**WHAT IS REQUIRED**:
Pull out every line below that contains the string "bubble" and copy each one. Matching is case-sensitive.

═════ ENTRIES SHOWN

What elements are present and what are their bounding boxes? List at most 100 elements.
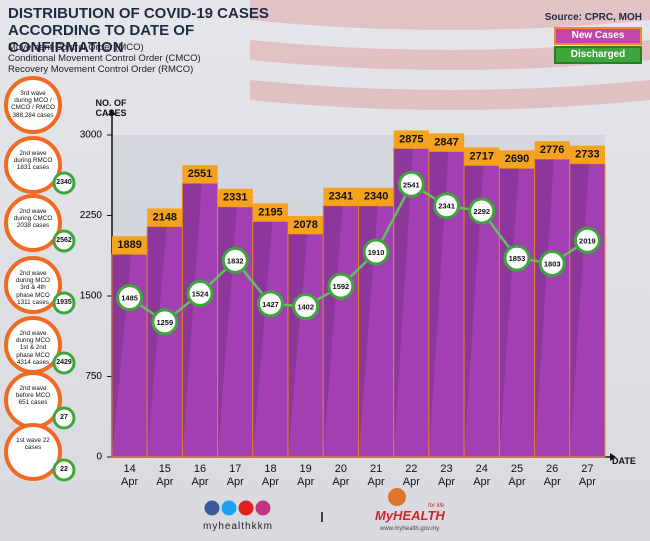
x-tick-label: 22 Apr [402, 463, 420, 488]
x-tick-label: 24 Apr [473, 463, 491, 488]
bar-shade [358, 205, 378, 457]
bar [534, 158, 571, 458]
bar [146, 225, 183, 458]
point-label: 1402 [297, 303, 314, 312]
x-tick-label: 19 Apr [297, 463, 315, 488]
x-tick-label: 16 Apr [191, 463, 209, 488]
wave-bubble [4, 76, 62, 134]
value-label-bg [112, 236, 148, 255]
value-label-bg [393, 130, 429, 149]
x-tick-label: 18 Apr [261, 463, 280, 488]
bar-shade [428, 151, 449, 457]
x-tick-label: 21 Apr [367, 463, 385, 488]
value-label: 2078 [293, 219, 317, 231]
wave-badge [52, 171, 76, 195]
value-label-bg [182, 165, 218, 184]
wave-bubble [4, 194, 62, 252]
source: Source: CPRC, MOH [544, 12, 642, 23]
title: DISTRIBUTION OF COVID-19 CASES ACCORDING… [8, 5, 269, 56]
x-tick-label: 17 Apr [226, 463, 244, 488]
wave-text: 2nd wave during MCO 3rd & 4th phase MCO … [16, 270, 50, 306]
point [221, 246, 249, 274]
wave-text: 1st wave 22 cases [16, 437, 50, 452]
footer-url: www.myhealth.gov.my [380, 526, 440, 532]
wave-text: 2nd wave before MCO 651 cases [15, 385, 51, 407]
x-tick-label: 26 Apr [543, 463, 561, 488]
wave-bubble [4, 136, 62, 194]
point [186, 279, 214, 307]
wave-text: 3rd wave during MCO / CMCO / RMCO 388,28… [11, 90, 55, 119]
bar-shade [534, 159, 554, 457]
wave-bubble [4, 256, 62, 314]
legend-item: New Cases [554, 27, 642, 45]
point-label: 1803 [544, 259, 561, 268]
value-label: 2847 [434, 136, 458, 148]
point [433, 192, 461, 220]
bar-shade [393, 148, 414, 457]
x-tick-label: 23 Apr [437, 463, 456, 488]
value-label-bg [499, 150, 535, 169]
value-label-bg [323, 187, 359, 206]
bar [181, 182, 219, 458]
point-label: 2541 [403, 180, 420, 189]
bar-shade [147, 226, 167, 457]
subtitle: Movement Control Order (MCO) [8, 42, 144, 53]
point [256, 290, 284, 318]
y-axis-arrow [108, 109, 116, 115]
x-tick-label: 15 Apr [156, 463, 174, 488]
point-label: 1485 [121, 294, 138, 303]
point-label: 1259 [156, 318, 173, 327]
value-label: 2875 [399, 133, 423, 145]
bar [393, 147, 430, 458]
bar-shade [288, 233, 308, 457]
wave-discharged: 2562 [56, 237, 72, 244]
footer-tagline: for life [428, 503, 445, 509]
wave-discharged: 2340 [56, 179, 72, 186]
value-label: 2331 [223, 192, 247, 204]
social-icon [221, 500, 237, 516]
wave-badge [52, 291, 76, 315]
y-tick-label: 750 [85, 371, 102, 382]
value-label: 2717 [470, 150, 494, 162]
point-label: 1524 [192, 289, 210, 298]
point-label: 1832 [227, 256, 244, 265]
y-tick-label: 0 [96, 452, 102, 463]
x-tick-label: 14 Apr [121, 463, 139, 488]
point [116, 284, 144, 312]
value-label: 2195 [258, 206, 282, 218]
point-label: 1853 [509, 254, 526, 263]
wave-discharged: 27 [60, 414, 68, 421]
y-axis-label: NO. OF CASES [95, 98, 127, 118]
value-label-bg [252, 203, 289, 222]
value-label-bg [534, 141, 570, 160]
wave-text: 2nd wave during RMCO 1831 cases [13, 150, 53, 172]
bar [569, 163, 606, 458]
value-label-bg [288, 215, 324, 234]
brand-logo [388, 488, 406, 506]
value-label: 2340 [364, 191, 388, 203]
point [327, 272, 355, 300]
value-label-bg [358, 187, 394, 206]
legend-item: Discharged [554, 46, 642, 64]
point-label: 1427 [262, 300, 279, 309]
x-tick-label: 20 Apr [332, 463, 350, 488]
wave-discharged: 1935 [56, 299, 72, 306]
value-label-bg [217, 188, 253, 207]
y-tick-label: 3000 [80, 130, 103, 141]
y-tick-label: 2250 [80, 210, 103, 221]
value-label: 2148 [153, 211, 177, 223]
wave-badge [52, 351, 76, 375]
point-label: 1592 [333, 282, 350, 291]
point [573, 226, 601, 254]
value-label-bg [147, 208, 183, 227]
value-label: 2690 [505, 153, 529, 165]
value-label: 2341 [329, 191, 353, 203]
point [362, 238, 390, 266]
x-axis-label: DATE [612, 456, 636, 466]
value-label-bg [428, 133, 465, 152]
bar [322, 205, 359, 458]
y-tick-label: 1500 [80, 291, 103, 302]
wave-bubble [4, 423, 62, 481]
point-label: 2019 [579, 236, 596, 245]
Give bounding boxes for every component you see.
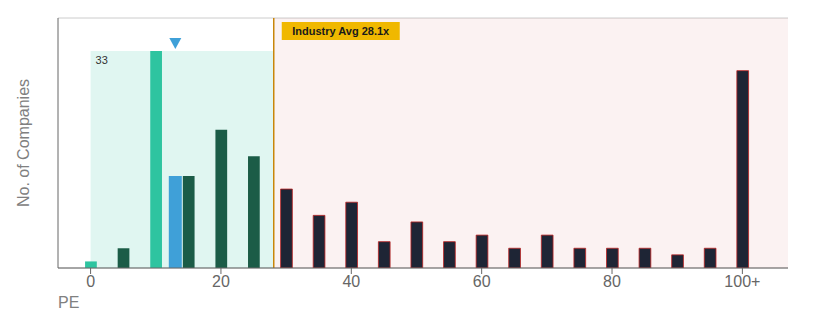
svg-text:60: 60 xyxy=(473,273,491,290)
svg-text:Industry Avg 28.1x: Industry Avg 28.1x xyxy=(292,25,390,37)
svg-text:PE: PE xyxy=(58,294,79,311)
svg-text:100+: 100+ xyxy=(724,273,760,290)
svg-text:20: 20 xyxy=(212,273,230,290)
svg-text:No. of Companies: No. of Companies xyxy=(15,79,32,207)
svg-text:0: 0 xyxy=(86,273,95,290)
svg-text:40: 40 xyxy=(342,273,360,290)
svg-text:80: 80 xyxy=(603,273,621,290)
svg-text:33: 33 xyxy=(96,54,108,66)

══════════

**TASK RESPONSE**:
wave-bubble [4, 76, 62, 134]
wave-bubble [4, 194, 62, 252]
wave-bubble [4, 136, 62, 194]
wave-bubble [4, 256, 62, 314]
wave-bubble [4, 423, 62, 481]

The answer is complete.